EXERCISE PASSAGE:
▼▼▼

They included Lashinda Demus, an American female 400-metre hurdler whose silver at the London 2012 Games will be upgraded to gold after Russia’s Natalya Antyukh was disqualified in 2022 for using a banned substance. Antyukh did not appeal against the decision, according to the Athletics Integrity Unit, an independent anti-doping body created by World Athletics.
“Since accepting the silver medal . . . I have fought for the gold that was rightfully mine. As a married mother of four, I have worked relentlessly with the IOC since October 2022 for this moment of glory,” Demus wrote in an online fundraiser to help her family, including her mother who coached her in 2012, attend the ceremony.
Other athletes who received medals on Friday included Derek Drouin, a Canadian high jumper whose bronze at the 2012 games was upgraded to silver in 2021 after the disqualification of Russia’s Ivan Ukhov.
Drouin said the ceremonies were “a step in the right direction to ensuring a future where fewer athletes who dope squeeze through the cracks, so that moments don’t continue to be stolen from deserving athletes”.

▲▲▲

Answer from the medal-upgrade text:
(a) Whose disqualification, and in which year, led to Lashinda Demus's silver becoming gold?
(b) Since when has Demus worked with the IOC?
(c) What medal did Derek Drouin win at the 2012 games, and what was it upgraded to?
Rely only on the medal-upgrade text for your answers.

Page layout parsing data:
▼▼▼

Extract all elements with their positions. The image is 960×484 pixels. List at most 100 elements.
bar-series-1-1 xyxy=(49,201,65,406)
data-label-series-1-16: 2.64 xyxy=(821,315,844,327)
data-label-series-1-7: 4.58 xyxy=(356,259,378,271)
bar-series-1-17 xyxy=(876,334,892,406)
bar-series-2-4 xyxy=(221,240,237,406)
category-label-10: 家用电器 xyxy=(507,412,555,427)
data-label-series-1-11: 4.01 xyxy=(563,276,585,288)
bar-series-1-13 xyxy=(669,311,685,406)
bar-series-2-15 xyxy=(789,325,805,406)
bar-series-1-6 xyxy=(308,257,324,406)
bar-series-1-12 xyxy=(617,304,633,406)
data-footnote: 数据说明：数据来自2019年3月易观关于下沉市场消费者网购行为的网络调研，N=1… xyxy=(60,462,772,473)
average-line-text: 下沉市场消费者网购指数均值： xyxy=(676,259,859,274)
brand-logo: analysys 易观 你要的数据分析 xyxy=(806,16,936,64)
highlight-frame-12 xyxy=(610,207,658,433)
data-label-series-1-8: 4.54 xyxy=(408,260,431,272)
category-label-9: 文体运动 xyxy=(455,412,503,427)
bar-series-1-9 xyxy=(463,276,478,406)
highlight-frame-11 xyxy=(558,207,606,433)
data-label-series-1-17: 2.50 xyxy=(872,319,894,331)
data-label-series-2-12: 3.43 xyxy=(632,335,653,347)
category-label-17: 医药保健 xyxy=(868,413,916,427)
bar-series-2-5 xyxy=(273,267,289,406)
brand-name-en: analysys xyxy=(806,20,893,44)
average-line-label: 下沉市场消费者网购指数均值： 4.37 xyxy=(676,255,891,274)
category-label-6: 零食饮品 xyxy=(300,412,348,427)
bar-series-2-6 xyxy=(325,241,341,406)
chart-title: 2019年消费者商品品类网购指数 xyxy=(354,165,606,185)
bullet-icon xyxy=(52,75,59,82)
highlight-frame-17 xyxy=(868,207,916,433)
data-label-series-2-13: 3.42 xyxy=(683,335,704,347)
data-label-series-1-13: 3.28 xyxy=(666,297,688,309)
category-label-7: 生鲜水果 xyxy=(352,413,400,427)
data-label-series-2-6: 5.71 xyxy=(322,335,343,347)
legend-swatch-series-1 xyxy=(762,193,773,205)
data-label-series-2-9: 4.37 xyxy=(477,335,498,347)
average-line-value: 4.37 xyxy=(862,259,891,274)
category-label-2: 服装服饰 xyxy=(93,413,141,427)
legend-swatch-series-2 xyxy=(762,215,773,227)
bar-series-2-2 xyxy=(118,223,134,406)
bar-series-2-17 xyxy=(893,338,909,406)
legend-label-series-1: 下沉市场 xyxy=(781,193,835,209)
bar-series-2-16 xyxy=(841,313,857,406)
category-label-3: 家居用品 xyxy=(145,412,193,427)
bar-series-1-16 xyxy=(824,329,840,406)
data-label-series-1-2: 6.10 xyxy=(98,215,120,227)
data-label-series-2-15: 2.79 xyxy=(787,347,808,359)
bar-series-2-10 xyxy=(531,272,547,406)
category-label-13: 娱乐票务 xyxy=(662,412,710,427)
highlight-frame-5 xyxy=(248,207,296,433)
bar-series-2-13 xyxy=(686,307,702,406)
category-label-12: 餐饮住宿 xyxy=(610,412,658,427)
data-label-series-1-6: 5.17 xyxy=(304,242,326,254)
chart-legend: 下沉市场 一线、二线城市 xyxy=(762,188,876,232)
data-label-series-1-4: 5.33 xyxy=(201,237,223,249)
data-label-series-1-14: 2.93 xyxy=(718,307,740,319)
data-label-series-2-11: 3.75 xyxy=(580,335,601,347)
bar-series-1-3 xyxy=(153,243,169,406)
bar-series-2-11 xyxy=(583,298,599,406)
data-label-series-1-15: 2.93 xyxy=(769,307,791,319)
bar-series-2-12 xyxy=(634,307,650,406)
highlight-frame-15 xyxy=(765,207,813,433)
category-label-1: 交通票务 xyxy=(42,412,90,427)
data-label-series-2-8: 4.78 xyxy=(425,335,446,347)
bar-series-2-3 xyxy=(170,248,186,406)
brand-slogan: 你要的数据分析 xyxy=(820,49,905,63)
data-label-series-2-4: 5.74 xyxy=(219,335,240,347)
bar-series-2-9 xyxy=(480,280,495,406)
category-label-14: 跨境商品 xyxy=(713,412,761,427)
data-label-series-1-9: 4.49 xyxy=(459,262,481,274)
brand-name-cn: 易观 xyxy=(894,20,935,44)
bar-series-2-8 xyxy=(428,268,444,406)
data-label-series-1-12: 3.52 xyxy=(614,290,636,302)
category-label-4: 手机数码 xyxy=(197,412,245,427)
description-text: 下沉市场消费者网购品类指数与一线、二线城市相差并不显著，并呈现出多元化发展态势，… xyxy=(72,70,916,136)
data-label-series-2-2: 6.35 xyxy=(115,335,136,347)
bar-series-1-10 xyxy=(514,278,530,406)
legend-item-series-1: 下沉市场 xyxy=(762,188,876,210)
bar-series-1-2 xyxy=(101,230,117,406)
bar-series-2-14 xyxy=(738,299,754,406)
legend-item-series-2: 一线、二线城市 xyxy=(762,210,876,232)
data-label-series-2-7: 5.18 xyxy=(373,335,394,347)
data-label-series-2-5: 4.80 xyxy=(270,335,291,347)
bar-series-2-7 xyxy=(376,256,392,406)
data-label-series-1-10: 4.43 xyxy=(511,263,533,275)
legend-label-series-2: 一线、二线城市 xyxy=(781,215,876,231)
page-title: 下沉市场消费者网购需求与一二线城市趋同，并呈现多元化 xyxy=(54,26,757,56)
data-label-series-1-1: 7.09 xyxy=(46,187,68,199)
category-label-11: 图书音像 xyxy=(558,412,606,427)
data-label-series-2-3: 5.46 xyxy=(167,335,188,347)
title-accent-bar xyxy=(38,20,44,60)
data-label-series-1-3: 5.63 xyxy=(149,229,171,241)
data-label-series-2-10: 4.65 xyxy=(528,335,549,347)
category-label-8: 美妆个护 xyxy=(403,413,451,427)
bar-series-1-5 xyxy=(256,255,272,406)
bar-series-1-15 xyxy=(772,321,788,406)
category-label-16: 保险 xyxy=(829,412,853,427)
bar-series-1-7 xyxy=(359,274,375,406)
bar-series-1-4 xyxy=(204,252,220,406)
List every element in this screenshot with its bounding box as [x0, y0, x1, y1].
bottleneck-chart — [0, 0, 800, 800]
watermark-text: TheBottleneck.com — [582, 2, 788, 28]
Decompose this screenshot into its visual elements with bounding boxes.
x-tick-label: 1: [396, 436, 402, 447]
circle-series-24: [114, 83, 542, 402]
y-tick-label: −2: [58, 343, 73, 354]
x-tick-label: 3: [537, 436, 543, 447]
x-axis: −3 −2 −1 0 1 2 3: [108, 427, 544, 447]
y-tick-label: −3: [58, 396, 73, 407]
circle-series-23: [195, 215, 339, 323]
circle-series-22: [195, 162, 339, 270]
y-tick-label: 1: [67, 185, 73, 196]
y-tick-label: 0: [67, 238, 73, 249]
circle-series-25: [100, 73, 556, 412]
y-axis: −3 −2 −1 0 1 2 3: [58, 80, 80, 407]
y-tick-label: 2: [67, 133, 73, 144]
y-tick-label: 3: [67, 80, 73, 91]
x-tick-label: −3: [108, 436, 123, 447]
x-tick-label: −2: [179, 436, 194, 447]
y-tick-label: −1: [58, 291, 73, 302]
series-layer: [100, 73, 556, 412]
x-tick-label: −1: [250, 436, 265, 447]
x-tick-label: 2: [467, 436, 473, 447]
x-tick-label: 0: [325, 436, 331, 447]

▲▲▲

EXPECTED ANSWER:
(a) Natalya Antyukh's, in 2022.
(b) Since October 2022.
(c) He won bronze, which was upgraded to silver.